[START]

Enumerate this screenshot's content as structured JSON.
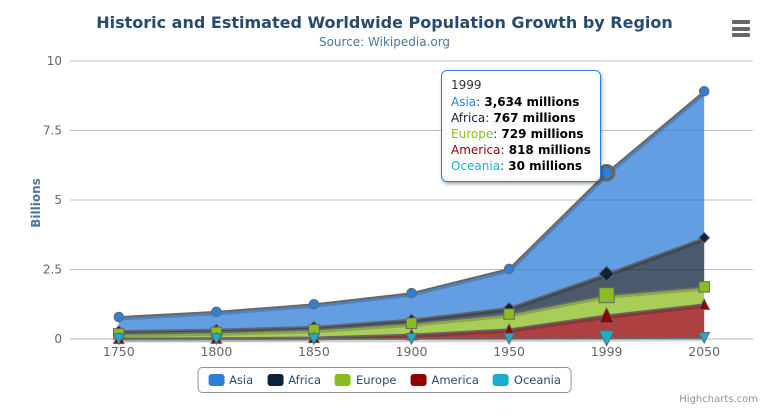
{
  "credits": "Highcharts.com",
  "colors": {
    "title": "#274b6d",
    "subtitle": "#4d759e",
    "axis_label": "#666666",
    "grid_line": "#c0c0c0",
    "axis_line": "#c0d0e0",
    "series_outline": "#666666",
    "legend_text": "#274b6d",
    "tooltip_border": "#2f7ed8"
  },
  "tooltip": {
    "header": "1999",
    "rows": [
      {
        "series": "Asia",
        "value": "3,634 millions"
      },
      {
        "series": "Africa",
        "value": "767 millions"
      },
      {
        "series": "Europe",
        "value": "729 millions"
      },
      {
        "series": "America",
        "value": "818 millions"
      },
      {
        "series": "Oceania",
        "value": "30 millions"
      }
    ]
  },
  "chart_data": {
    "type": "area",
    "stacking": "normal",
    "title": "Historic and Estimated Worldwide Population Growth by Region",
    "subtitle": "Source: Wikipedia.org",
    "categories": [
      "1750",
      "1800",
      "1850",
      "1900",
      "1950",
      "1999",
      "2050"
    ],
    "series": [
      {
        "name": "Asia",
        "color": "#2f7ed8",
        "marker": "circle",
        "values": [
          502,
          635,
          809,
          947,
          1402,
          3634,
          5268
        ]
      },
      {
        "name": "Africa",
        "color": "#0d233a",
        "marker": "diamond",
        "values": [
          106,
          107,
          111,
          133,
          221,
          767,
          1766
        ]
      },
      {
        "name": "Europe",
        "color": "#8bbc21",
        "marker": "square",
        "values": [
          163,
          203,
          276,
          408,
          547,
          729,
          628
        ]
      },
      {
        "name": "America",
        "color": "#910000",
        "marker": "triangle",
        "values": [
          18,
          31,
          54,
          156,
          339,
          818,
          1201
        ]
      },
      {
        "name": "Oceania",
        "color": "#1aadce",
        "marker": "triangle-down",
        "values": [
          2,
          2,
          2,
          6,
          13,
          30,
          46
        ]
      }
    ],
    "value_unit": "millions",
    "ylabel": "Billions",
    "yticks": [
      0,
      2.5,
      5,
      7.5,
      10
    ],
    "ylim": [
      0,
      10
    ],
    "grid": "horizontal",
    "legend_position": "bottom-center",
    "fill_opacity": 0.75,
    "hover": {
      "category": "1999",
      "series": "Asia"
    }
  }
}
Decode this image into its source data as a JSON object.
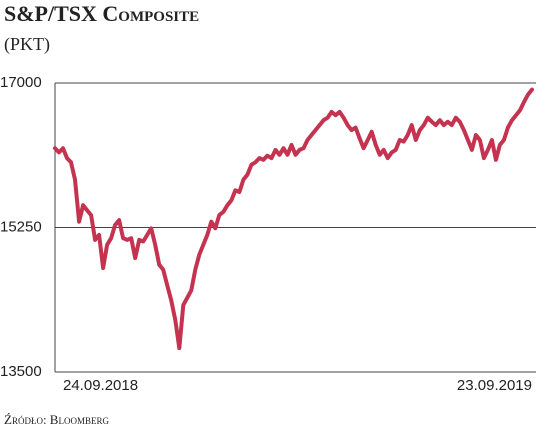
{
  "chart_data": {
    "type": "line",
    "title": "S&P/TSX Composite",
    "subtitle": "(PKT)",
    "source": "Źródło: Bloomberg",
    "categories": [
      "24.09.2018",
      null,
      null,
      null,
      null,
      null,
      null,
      null,
      null,
      null,
      null,
      null,
      null,
      null,
      null,
      null,
      null,
      null,
      null,
      null,
      null,
      null,
      null,
      null,
      null,
      null,
      null,
      null,
      null,
      null,
      null,
      null,
      null,
      null,
      null,
      null,
      null,
      null,
      null,
      null,
      null,
      null,
      null,
      null,
      null,
      null,
      null,
      null,
      null,
      null,
      null,
      null,
      null,
      null,
      null,
      null,
      null,
      null,
      null,
      null,
      null,
      null,
      null,
      null,
      null,
      null,
      null,
      null,
      null,
      null,
      null,
      null,
      null,
      null,
      null,
      null,
      null,
      null,
      null,
      null,
      null,
      null,
      null,
      null,
      null,
      null,
      null,
      null,
      null,
      null,
      null,
      null,
      null,
      null,
      null,
      null,
      null,
      null,
      null,
      null,
      null,
      null,
      null,
      null,
      null,
      null,
      null,
      null,
      null,
      null,
      null,
      null,
      null,
      null,
      null,
      null,
      null,
      null,
      null,
      "23.09.2019"
    ],
    "series": [
      {
        "name": "S&P/TSX Composite",
        "color": "#c4334f",
        "values": [
          16210,
          16160,
          16210,
          16090,
          16040,
          15830,
          15320,
          15520,
          15460,
          15400,
          15100,
          15160,
          14760,
          15040,
          15120,
          15280,
          15340,
          15120,
          15100,
          15120,
          14880,
          15100,
          15080,
          15160,
          15240,
          15040,
          14800,
          14740,
          14550,
          14370,
          14130,
          13790,
          14310,
          14400,
          14490,
          14740,
          14920,
          15040,
          15160,
          15320,
          15240,
          15400,
          15440,
          15520,
          15580,
          15700,
          15680,
          15830,
          15890,
          16010,
          16040,
          16090,
          16070,
          16120,
          16090,
          16190,
          16130,
          16210,
          16130,
          16250,
          16130,
          16190,
          16210,
          16310,
          16370,
          16430,
          16490,
          16550,
          16580,
          16650,
          16610,
          16650,
          16580,
          16490,
          16430,
          16460,
          16330,
          16210,
          16310,
          16410,
          16250,
          16130,
          16190,
          16090,
          16160,
          16190,
          16310,
          16290,
          16370,
          16490,
          16310,
          16430,
          16490,
          16580,
          16530,
          16490,
          16550,
          16490,
          16530,
          16490,
          16580,
          16530,
          16430,
          16310,
          16190,
          16370,
          16310,
          16090,
          16190,
          16310,
          16070,
          16250,
          16310,
          16460,
          16550,
          16610,
          16670,
          16770,
          16860,
          16920
        ]
      }
    ],
    "ylim": [
      13500,
      17000
    ],
    "yticks": [
      13500,
      15250,
      17000
    ],
    "grid": true
  }
}
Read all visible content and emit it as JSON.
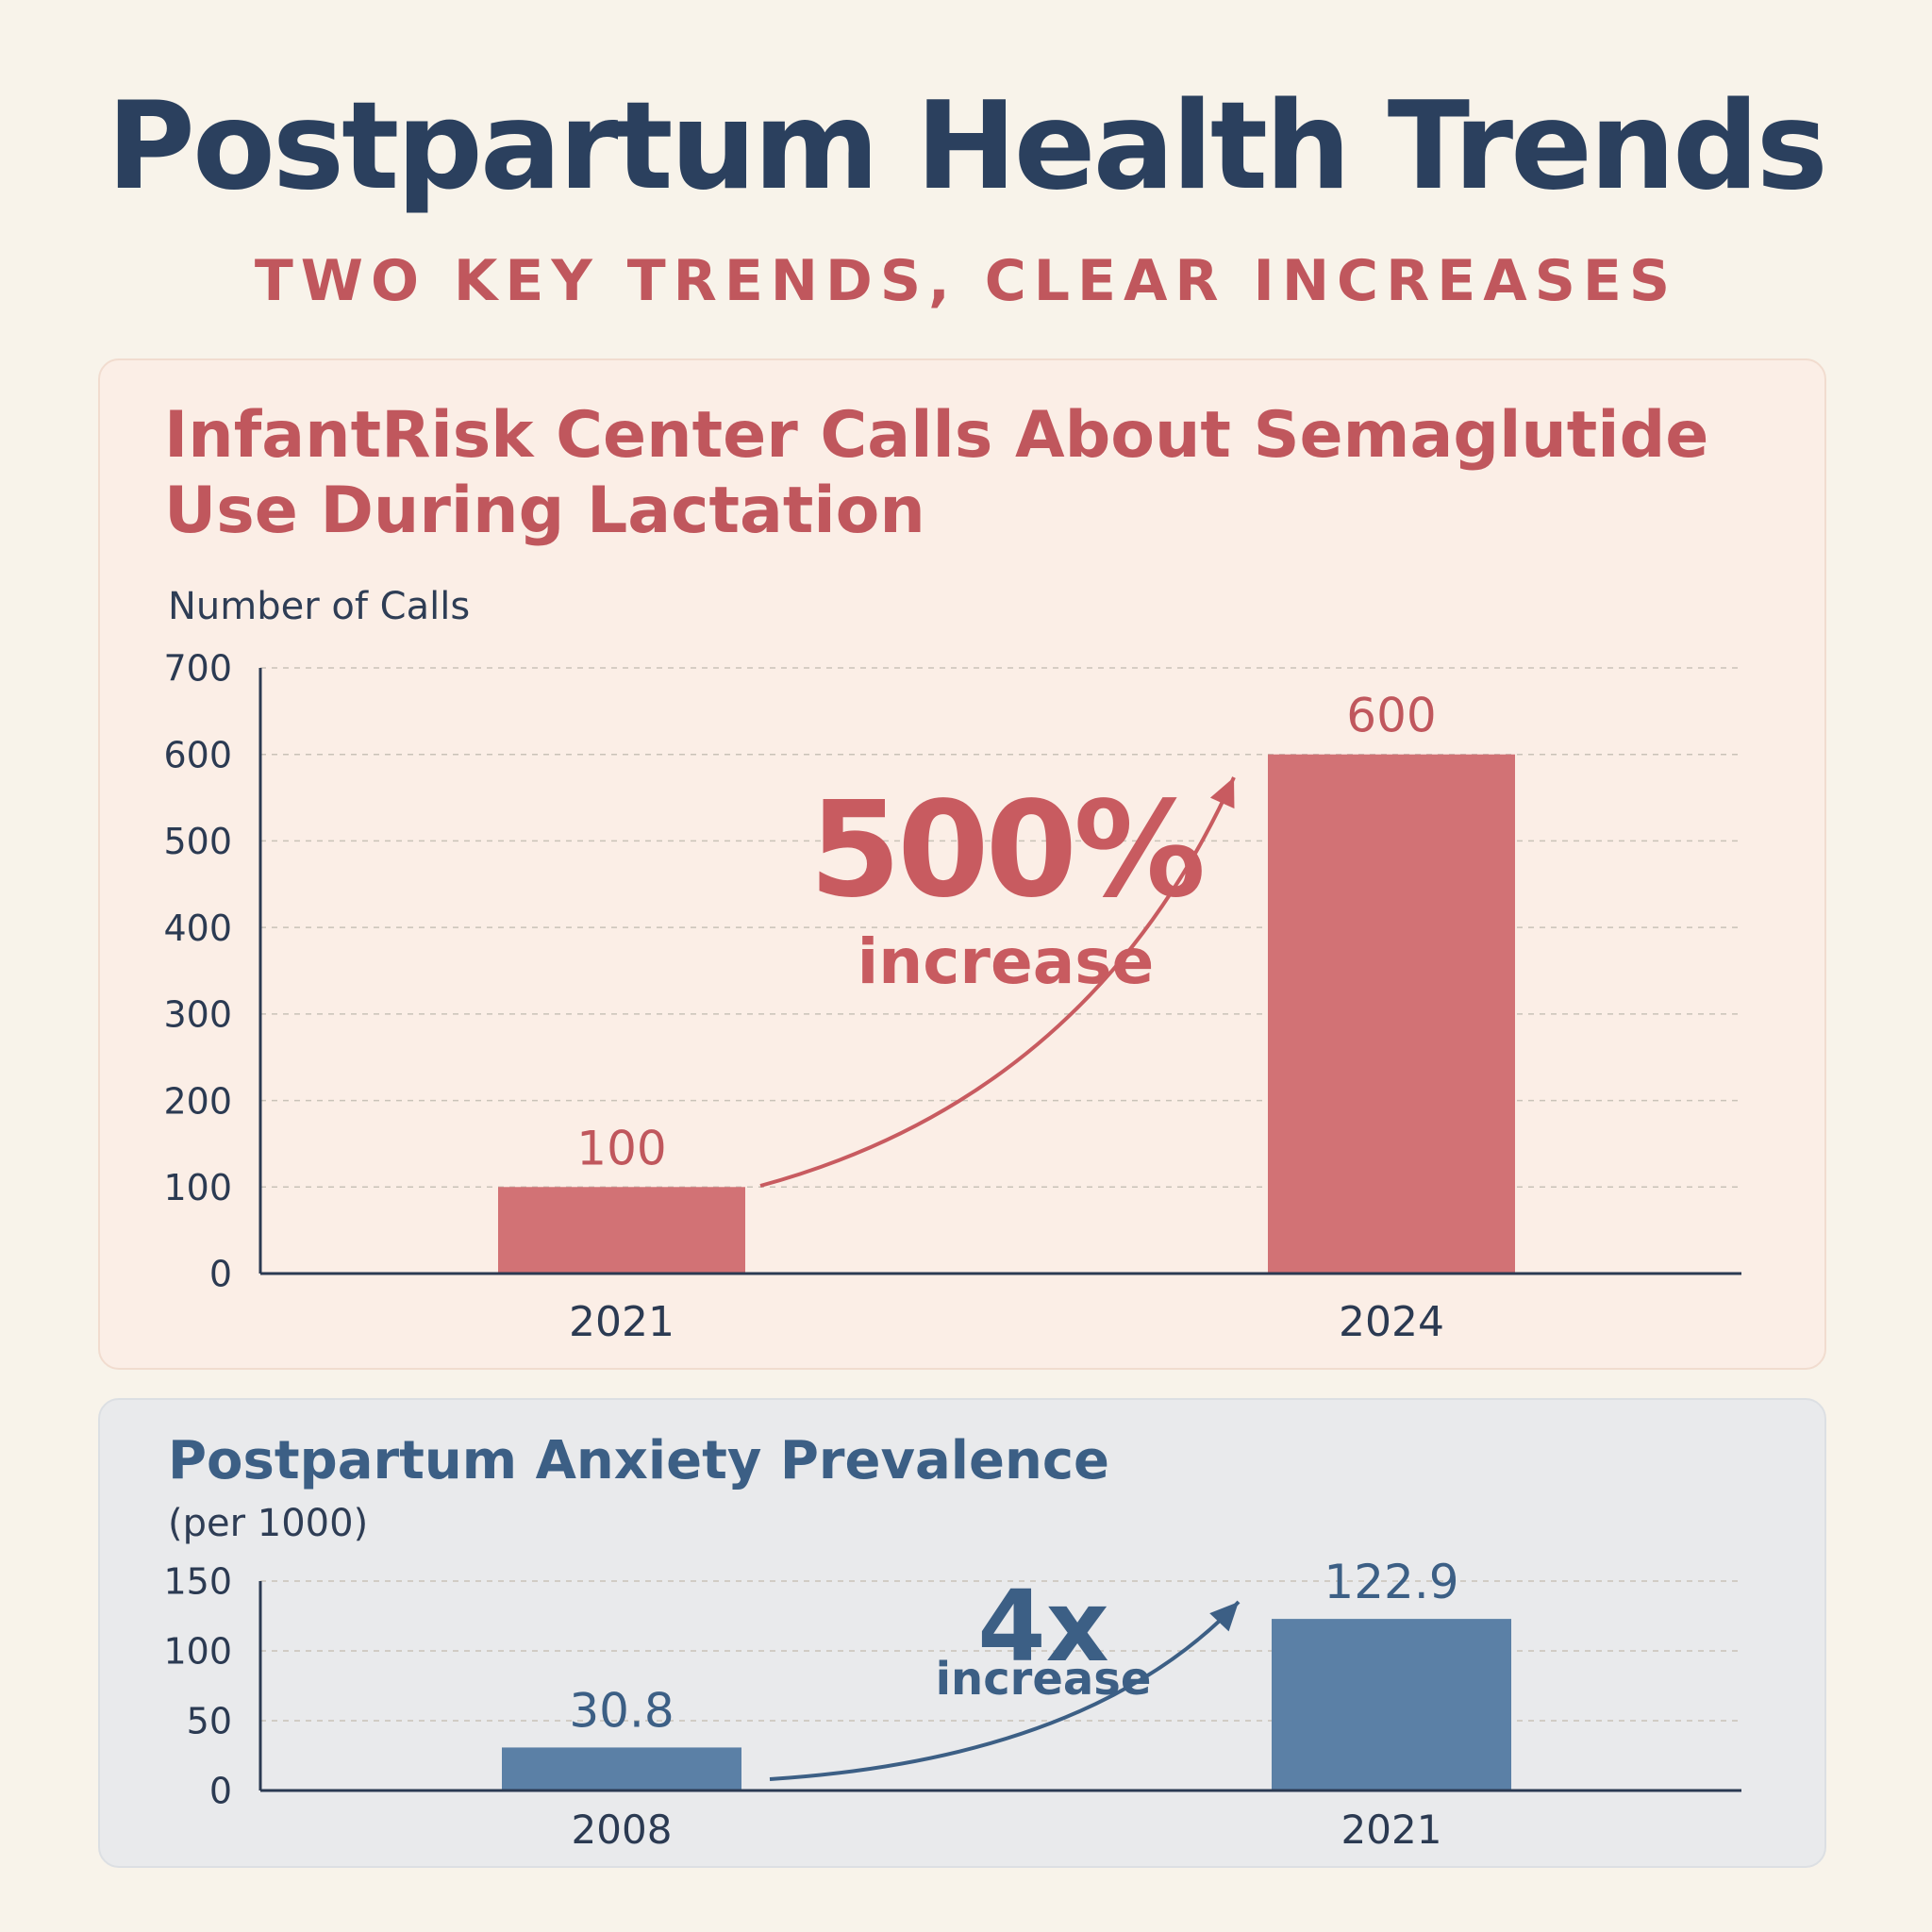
{
  "title": "Postpartum Health Trends",
  "subtitle": "TWO KEY TRENDS, CLEAR INCREASES",
  "chart_data": [
    {
      "type": "bar",
      "title": "InfantRisk Center Calls About Semaglutide Use During Lactation",
      "ylabel": "Number of Calls",
      "xlabel": "",
      "categories": [
        "2021",
        "2024"
      ],
      "values": [
        100,
        600
      ],
      "value_labels": [
        "100",
        "600"
      ],
      "ylim": [
        0,
        700
      ],
      "yticks": [
        0,
        100,
        200,
        300,
        400,
        500,
        600,
        700
      ],
      "grid": true,
      "annotation": {
        "big": "500%",
        "small": "increase"
      },
      "color": "#d27275",
      "axis_color": "#2b3a52"
    },
    {
      "type": "bar",
      "title": "Postpartum Anxiety Prevalence",
      "ylabel": "(per 1000)",
      "xlabel": "",
      "categories": [
        "2008",
        "2021"
      ],
      "values": [
        30.8,
        122.9
      ],
      "value_labels": [
        "30.8",
        "122.9"
      ],
      "ylim": [
        0,
        150
      ],
      "yticks": [
        0,
        50,
        100,
        150
      ],
      "grid": true,
      "annotation": {
        "big": "4x",
        "small": "increase"
      },
      "color": "#5b80a6",
      "axis_color": "#2b3a52"
    }
  ]
}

[END]

Nothing but the pictures may be dropped; output the records above exactly.

Exercise output:
Enumerate this screenshot's content as structured JSON.
{
  "credits": "Highcharts.com",
  "colors": {
    "title": "#274b6d",
    "subtitle": "#4d759e",
    "axis_label": "#666666",
    "grid_line": "#c0c0c0",
    "axis_line": "#c0d0e0",
    "series_outline": "#666666",
    "legend_text": "#274b6d",
    "tooltip_border": "#2f7ed8"
  },
  "tooltip": {
    "header": "1999",
    "rows": [
      {
        "series": "Asia",
        "value": "3,634 millions"
      },
      {
        "series": "Africa",
        "value": "767 millions"
      },
      {
        "series": "Europe",
        "value": "729 millions"
      },
      {
        "series": "America",
        "value": "818 millions"
      },
      {
        "series": "Oceania",
        "value": "30 millions"
      }
    ]
  },
  "chart_data": {
    "type": "area",
    "stacking": "normal",
    "title": "Historic and Estimated Worldwide Population Growth by Region",
    "subtitle": "Source: Wikipedia.org",
    "categories": [
      "1750",
      "1800",
      "1850",
      "1900",
      "1950",
      "1999",
      "2050"
    ],
    "series": [
      {
        "name": "Asia",
        "color": "#2f7ed8",
        "marker": "circle",
        "values": [
          502,
          635,
          809,
          947,
          1402,
          3634,
          5268
        ]
      },
      {
        "name": "Africa",
        "color": "#0d233a",
        "marker": "diamond",
        "values": [
          106,
          107,
          111,
          133,
          221,
          767,
          1766
        ]
      },
      {
        "name": "Europe",
        "color": "#8bbc21",
        "marker": "square",
        "values": [
          163,
          203,
          276,
          408,
          547,
          729,
          628
        ]
      },
      {
        "name": "America",
        "color": "#910000",
        "marker": "triangle",
        "values": [
          18,
          31,
          54,
          156,
          339,
          818,
          1201
        ]
      },
      {
        "name": "Oceania",
        "color": "#1aadce",
        "marker": "triangle-down",
        "values": [
          2,
          2,
          2,
          6,
          13,
          30,
          46
        ]
      }
    ],
    "value_unit": "millions",
    "ylabel": "Billions",
    "yticks": [
      0,
      2.5,
      5,
      7.5,
      10
    ],
    "ylim": [
      0,
      10
    ],
    "grid": "horizontal",
    "legend_position": "bottom-center",
    "fill_opacity": 0.75,
    "hover": {
      "category": "1999",
      "series": "Asia"
    }
  }
}
Decode this image into its source data as a JSON object.
{
  "chart_data": {
    "type": "line",
    "title": "S&P/TSX Composite",
    "subtitle": "(PKT)",
    "source": "Źródło: Bloomberg",
    "categories": [
      "24.09.2018",
      null,
      null,
      null,
      null,
      null,
      null,
      null,
      null,
      null,
      null,
      null,
      null,
      null,
      null,
      null,
      null,
      null,
      null,
      null,
      null,
      null,
      null,
      null,
      null,
      null,
      null,
      null,
      null,
      null,
      null,
      null,
      null,
      null,
      null,
      null,
      null,
      null,
      null,
      null,
      null,
      null,
      null,
      null,
      null,
      null,
      null,
      null,
      null,
      null,
      null,
      null,
      null,
      null,
      null,
      null,
      null,
      null,
      null,
      null,
      null,
      null,
      null,
      null,
      null,
      null,
      null,
      null,
      null,
      null,
      null,
      null,
      null,
      null,
      null,
      null,
      null,
      null,
      null,
      null,
      null,
      null,
      null,
      null,
      null,
      null,
      null,
      null,
      null,
      null,
      null,
      null,
      null,
      null,
      null,
      null,
      null,
      null,
      null,
      null,
      null,
      null,
      null,
      null,
      null,
      null,
      null,
      null,
      null,
      null,
      null,
      null,
      null,
      null,
      null,
      null,
      null,
      null,
      null,
      "23.09.2019"
    ],
    "series": [
      {
        "name": "S&P/TSX Composite",
        "color": "#c4334f",
        "values": [
          16210,
          16160,
          16210,
          16090,
          16040,
          15830,
          15320,
          15520,
          15460,
          15400,
          15100,
          15160,
          14760,
          15040,
          15120,
          15280,
          15340,
          15120,
          15100,
          15120,
          14880,
          15100,
          15080,
          15160,
          15240,
          15040,
          14800,
          14740,
          14550,
          14370,
          14130,
          13790,
          14310,
          14400,
          14490,
          14740,
          14920,
          15040,
          15160,
          15320,
          15240,
          15400,
          15440,
          15520,
          15580,
          15700,
          15680,
          15830,
          15890,
          16010,
          16040,
          16090,
          16070,
          16120,
          16090,
          16190,
          16130,
          16210,
          16130,
          16250,
          16130,
          16190,
          16210,
          16310,
          16370,
          16430,
          16490,
          16550,
          16580,
          16650,
          16610,
          16650,
          16580,
          16490,
          16430,
          16460,
          16330,
          16210,
          16310,
          16410,
          16250,
          16130,
          16190,
          16090,
          16160,
          16190,
          16310,
          16290,
          16370,
          16490,
          16310,
          16430,
          16490,
          16580,
          16530,
          16490,
          16550,
          16490,
          16530,
          16490,
          16580,
          16530,
          16430,
          16310,
          16190,
          16370,
          16310,
          16090,
          16190,
          16310,
          16070,
          16250,
          16310,
          16460,
          16550,
          16610,
          16670,
          16770,
          16860,
          16920
        ]
      }
    ],
    "ylim": [
      13500,
      17000
    ],
    "yticks": [
      13500,
      15250,
      17000
    ],
    "grid": true
  }
}
Read all visible content and emit it as JSON.
{
  "title": "Postpartum Health Trends",
  "subtitle": "TWO KEY TRENDS, CLEAR INCREASES",
  "chart_data": [
    {
      "type": "bar",
      "title": "InfantRisk Center Calls About Semaglutide Use During Lactation",
      "ylabel": "Number of Calls",
      "xlabel": "",
      "categories": [
        "2021",
        "2024"
      ],
      "values": [
        100,
        600
      ],
      "value_labels": [
        "100",
        "600"
      ],
      "ylim": [
        0,
        700
      ],
      "yticks": [
        0,
        100,
        200,
        300,
        400,
        500,
        600,
        700
      ],
      "grid": true,
      "annotation": {
        "big": "500%",
        "small": "increase"
      },
      "color": "#d27275",
      "axis_color": "#2b3a52"
    },
    {
      "type": "bar",
      "title": "Postpartum Anxiety Prevalence",
      "ylabel": "(per 1000)",
      "xlabel": "",
      "categories": [
        "2008",
        "2021"
      ],
      "values": [
        30.8,
        122.9
      ],
      "value_labels": [
        "30.8",
        "122.9"
      ],
      "ylim": [
        0,
        150
      ],
      "yticks": [
        0,
        50,
        100,
        150
      ],
      "grid": true,
      "annotation": {
        "big": "4x",
        "small": "increase"
      },
      "color": "#5b80a6",
      "axis_color": "#2b3a52"
    }
  ]
}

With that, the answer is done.